▶ [Given passage]
On the mammogram results...

A few months back during one of those self-checks I would normally do as someone with a very high genetic risk, I thought I had felt a tiny lump. A very little one, the size of a pearl (not the South Sea kind, thankfully), yet giving me so much fear the size of the Milky Way and beyond. Why? Because with this kind of news come scary possibilities and I don't want to go that road! I just refuse to go through the same ordeal because I've seen it played over and over in my family, and I might not hold up as good as my mom has (or dad-- yeah, prostate cancer for him) to pull myself from "victim" to "survivor" status. I don't even want to go through the process. I've seen it, more like "felt" it and it's painful and ugly. Plus, I'm done. I'm T-I-R-E-D. It's like being in a very emotionally-charged sports game: you yell, you cheer, you root for your teammate with all your might, and then suddenly, you find yourself too tired when it's your turn to play. Like that. I was reflecting on it one time as I looked out into the yard watching my husband lovingly water my favorite plants while wearing MY garden crocs and it is tearing me apart already. No, I can't do this to my man. Please, God, no replays. Please spare me so I can spare him!

And so I went for a mammogram. They also did a breast ultrasound, and then another ultrasound for further investigation. Nothing. They couldn't find anything. I told the radiologist that I would feel the lump when I'm watching TV or when I'm in the toilet, and so she asked me to mimic my position during those instances while aiming the sonogram poker on the spot. Nothing. So rather comically, I flipped, *poke*, turned around, *poke*, bent over, *poke*, stretched, *poked*, slouched...tilted...hang up-side-down. Nothing. She was, I guess, at the point where she was tempted to bring in a TV as a prop to the ultrasound room and in front of me to simulate the situation, or better yet, follow me with the sonogram machine to the toilet on my next visit there. But so far, NOTHING.

Until last week, when I received a letter from my healthcare provider saying that I need to come back for a reimaging because there was "a finding" that needed to be looked at one more time. The notice said that it's common to be called back for reimaging and usually the findings are benign with most people anyway.

Who knows? I'm probably getting too worked up for NOTHING!!! But you know where I'm coming from now. Meanwhile, I await my second mammogram schedule as of this writing. And I'm going through a battery of blood tests this weekend to find out what's the underlying cause of my falling hair -- and I hope it's not just the dadgum shampoo after all the stress! Or rather, I hope it is...

▶ [Information]
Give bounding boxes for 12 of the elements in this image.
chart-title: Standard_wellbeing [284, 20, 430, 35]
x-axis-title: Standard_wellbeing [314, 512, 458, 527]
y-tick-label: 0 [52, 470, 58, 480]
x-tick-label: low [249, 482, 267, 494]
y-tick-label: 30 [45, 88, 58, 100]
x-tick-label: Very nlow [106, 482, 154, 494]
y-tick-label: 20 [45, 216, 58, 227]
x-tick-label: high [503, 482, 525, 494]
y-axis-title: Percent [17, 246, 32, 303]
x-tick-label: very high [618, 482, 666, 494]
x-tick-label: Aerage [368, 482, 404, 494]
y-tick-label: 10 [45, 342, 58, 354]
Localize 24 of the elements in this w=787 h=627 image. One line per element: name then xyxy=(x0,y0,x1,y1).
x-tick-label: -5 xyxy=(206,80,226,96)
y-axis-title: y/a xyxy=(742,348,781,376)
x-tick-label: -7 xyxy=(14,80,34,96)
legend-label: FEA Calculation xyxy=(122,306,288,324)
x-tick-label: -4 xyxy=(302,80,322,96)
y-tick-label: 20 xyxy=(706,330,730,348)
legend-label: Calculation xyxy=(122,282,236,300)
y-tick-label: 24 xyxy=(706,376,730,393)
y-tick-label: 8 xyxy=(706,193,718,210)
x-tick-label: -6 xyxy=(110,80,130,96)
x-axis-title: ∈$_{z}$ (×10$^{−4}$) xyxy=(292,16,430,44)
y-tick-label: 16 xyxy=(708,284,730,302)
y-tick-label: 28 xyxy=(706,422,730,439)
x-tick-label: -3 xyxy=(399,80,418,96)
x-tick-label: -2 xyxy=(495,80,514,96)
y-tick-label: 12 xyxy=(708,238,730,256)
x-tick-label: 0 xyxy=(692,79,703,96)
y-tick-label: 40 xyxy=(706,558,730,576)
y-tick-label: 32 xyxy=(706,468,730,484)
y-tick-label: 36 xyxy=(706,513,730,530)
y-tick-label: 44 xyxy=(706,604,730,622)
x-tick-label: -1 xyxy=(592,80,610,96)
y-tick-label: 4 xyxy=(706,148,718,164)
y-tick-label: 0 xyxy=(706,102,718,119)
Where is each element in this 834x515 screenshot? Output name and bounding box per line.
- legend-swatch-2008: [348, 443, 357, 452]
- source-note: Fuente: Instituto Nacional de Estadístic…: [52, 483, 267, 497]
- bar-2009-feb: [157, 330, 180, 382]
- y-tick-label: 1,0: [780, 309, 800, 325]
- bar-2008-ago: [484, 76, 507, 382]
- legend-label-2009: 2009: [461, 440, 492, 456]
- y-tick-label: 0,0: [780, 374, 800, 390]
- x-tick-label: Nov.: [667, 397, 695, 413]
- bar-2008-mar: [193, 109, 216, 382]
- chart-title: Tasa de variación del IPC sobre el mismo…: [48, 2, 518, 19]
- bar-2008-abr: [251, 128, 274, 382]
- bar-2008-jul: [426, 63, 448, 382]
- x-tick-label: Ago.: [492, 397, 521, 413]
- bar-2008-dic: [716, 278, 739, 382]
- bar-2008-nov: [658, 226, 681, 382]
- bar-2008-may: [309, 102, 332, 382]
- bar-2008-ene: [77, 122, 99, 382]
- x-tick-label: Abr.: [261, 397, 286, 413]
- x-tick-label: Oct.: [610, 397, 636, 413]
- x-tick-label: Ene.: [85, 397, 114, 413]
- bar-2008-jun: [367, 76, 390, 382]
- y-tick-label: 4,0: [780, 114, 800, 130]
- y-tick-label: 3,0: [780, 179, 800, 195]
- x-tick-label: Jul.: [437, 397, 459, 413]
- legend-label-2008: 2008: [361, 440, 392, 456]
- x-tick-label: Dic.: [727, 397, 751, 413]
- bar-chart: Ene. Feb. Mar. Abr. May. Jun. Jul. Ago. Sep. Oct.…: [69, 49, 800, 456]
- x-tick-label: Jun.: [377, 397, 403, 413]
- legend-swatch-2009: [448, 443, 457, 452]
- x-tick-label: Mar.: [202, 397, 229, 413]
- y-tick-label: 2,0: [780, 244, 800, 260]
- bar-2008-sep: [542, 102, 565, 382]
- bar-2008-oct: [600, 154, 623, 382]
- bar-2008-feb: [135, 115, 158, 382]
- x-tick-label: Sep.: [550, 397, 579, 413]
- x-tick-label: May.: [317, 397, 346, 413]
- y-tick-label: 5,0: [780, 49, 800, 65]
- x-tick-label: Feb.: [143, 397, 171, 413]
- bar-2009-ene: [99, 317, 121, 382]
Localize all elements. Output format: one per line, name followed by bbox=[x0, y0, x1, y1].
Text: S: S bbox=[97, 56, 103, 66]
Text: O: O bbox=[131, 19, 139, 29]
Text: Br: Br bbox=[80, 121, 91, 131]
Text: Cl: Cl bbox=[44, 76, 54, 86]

▶ [Problems to solve]
1. In the mammogram post, what kind of cancer did the writer's dad have?
2. List every position or movement the writer names trying while the radiologist aimed the sonogram poker at the spot, as told in the mammogram post.

▶ [Expected responses]
1. Prostate cancer.

2. Flipped, turned around, bent over, stretched, slouched, tilted, and hung upside down.